● **THE PROBLEM**:
Without skipping anything, write out each record below exactly.
___ PROVIDED RECORDS ___
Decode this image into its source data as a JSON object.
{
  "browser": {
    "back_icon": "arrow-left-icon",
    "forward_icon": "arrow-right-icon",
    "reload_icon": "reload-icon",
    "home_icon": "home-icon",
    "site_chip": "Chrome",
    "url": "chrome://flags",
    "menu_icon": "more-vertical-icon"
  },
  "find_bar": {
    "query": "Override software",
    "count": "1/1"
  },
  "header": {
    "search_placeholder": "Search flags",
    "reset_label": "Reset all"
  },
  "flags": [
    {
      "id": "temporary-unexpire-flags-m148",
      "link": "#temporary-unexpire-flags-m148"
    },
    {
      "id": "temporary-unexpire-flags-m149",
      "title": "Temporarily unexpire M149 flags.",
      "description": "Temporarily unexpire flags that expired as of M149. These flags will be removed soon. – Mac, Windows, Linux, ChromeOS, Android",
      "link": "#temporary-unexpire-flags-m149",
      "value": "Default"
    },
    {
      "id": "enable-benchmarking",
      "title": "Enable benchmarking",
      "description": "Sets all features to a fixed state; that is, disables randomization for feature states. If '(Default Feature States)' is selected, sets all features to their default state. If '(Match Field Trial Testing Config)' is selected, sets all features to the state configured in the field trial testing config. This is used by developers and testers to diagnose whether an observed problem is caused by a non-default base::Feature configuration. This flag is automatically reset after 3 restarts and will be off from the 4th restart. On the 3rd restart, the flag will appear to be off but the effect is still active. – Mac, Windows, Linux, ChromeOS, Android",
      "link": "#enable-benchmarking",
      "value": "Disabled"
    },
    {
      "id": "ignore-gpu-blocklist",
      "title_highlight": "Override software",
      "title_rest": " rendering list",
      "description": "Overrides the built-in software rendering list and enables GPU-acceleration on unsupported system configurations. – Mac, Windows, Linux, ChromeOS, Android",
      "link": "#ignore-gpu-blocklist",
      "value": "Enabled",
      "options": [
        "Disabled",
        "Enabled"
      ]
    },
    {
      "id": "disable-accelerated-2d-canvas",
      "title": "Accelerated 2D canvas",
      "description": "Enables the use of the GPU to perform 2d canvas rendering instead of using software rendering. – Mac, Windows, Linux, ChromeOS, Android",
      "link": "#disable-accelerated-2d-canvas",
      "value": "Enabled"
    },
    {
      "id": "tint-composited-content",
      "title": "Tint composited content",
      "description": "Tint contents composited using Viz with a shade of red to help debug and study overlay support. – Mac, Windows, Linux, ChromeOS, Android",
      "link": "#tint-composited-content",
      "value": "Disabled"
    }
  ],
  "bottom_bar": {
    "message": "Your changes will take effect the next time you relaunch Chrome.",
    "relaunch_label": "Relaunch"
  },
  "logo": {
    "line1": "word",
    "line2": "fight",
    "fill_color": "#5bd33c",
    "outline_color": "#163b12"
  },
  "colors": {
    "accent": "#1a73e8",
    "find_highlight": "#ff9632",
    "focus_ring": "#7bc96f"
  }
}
___
● **RESPONSE BELOW**:
Decode this image into its source data as a JSON object.
{
  "browser": {
    "back_icon": "arrow-left-icon",
    "forward_icon": "arrow-right-icon",
    "reload_icon": "reload-icon",
    "home_icon": "home-icon",
    "site_chip": "Chrome",
    "url": "chrome://flags",
    "menu_icon": "more-vertical-icon"
  },
  "find_bar": {
    "query": "Override software",
    "count": "1/1"
  },
  "header": {
    "search_placeholder": "Search flags",
    "reset_label": "Reset all"
  },
  "flags": [
    {
      "id": "temporary-unexpire-flags-m148",
      "link": "#temporary-unexpire-flags-m148"
    },
    {
      "id": "temporary-unexpire-flags-m149",
      "title": "Temporarily unexpire M149 flags.",
      "description": "Temporarily unexpire flags that expired as of M149. These flags will be removed soon. – Mac, Windows, Linux, ChromeOS, Android",
      "link": "#temporary-unexpire-flags-m149",
      "value": "Default"
    },
    {
      "id": "enable-benchmarking",
      "title": "Enable benchmarking",
      "description": "Sets all features to a fixed state; that is, disables randomization for feature states. If '(Default Feature States)' is selected, sets all features to their default state. If '(Match Field Trial Testing Config)' is selected, sets all features to the state configured in the field trial testing config. This is used by developers and testers to diagnose whether an observed problem is caused by a non-default base::Feature configuration. This flag is automatically reset after 3 restarts and will be off from the 4th restart. On the 3rd restart, the flag will appear to be off but the effect is still active. – Mac, Windows, Linux, ChromeOS, Android",
      "link": "#enable-benchmarking",
      "value": "Disabled"
    },
    {
      "id": "ignore-gpu-blocklist",
      "title_highlight": "Override software",
      "title_rest": " rendering list",
      "description": "Overrides the built-in software rendering list and enables GPU-acceleration on unsupported system configurations. – Mac, Windows, Linux, ChromeOS, Android",
      "link": "#ignore-gpu-blocklist",
      "value": "Enabled",
      "options": [
        "Disabled",
        "Enabled"
      ]
    },
    {
      "id": "disable-accelerated-2d-canvas",
      "title": "Accelerated 2D canvas",
      "description": "Enables the use of the GPU to perform 2d canvas rendering instead of using software rendering. – Mac, Windows, Linux, ChromeOS, Android",
      "link": "#disable-accelerated-2d-canvas",
      "value": "Enabled"
    },
    {
      "id": "tint-composited-content",
      "title": "Tint composited content",
      "description": "Tint contents composited using Viz with a shade of red to help debug and study overlay support. – Mac, Windows, Linux, ChromeOS, Android",
      "link": "#tint-composited-content",
      "value": "Disabled"
    }
  ],
  "bottom_bar": {
    "message": "Your changes will take effect the next time you relaunch Chrome.",
    "relaunch_label": "Relaunch"
  },
  "logo": {
    "line1": "word",
    "line2": "fight",
    "fill_color": "#5bd33c",
    "outline_color": "#163b12"
  },
  "colors": {
    "accent": "#1a73e8",
    "find_highlight": "#ff9632",
    "focus_ring": "#7bc96f"
  }
}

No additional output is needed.